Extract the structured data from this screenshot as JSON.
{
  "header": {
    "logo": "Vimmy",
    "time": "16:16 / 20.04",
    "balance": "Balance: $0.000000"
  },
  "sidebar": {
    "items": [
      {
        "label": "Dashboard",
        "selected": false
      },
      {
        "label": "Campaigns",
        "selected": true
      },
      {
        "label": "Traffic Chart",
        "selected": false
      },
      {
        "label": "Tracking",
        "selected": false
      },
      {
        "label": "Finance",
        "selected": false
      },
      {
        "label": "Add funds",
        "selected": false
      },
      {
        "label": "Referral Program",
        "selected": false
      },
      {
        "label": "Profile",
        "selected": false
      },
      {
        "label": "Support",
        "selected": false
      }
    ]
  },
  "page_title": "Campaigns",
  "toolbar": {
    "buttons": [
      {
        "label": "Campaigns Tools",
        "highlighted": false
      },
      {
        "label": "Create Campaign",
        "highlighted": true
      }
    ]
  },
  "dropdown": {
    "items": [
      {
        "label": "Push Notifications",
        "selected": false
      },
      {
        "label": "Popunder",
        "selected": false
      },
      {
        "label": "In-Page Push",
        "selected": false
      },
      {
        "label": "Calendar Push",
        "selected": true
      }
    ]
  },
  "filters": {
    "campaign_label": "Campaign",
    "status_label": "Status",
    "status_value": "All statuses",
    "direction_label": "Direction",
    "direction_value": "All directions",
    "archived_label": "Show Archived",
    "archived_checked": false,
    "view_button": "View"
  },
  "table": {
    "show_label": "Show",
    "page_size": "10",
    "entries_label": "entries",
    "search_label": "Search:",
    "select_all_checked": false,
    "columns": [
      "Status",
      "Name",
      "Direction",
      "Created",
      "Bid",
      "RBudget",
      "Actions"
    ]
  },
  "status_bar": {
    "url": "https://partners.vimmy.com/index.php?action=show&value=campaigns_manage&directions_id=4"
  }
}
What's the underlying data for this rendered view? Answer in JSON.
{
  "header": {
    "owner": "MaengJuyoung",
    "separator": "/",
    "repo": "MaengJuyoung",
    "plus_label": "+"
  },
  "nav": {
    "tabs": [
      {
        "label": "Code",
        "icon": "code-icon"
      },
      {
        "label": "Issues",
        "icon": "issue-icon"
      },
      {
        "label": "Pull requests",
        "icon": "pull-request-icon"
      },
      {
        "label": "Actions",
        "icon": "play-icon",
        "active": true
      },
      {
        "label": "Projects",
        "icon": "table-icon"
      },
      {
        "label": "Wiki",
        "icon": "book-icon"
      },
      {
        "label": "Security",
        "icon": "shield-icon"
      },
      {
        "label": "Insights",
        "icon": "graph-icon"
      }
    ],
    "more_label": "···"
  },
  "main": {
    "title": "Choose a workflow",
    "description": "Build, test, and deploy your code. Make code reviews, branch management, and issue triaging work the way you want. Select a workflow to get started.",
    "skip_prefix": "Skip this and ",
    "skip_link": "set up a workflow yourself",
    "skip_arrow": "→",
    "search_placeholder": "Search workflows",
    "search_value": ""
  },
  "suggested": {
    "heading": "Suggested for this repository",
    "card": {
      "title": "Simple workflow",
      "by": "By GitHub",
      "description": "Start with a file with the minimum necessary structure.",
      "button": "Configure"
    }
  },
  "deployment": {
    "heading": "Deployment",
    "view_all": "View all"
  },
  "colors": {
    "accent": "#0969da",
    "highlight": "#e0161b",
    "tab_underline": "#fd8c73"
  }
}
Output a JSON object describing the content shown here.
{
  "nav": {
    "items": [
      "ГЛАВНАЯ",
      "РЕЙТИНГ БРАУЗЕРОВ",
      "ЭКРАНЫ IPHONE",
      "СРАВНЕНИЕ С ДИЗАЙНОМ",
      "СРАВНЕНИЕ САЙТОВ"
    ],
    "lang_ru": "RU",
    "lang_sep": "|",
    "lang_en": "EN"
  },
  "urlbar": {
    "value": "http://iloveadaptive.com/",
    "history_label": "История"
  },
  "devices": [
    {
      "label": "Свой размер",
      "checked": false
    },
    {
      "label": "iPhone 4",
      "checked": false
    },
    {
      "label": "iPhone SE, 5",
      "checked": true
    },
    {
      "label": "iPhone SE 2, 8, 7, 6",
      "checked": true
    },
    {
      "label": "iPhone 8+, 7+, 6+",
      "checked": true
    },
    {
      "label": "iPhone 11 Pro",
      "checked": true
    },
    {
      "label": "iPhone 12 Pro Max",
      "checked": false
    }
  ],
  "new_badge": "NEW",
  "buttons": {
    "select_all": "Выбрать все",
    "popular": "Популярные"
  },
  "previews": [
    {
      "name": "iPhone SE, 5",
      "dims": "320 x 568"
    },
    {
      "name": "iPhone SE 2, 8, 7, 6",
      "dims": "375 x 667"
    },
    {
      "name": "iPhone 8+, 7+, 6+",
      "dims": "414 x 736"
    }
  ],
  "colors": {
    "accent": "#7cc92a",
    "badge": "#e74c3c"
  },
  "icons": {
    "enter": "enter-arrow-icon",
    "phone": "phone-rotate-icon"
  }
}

────────────────────────────────────────

Exercise goal → State how many lines of the material contain the string "Push", with no other words.

Written solution → 3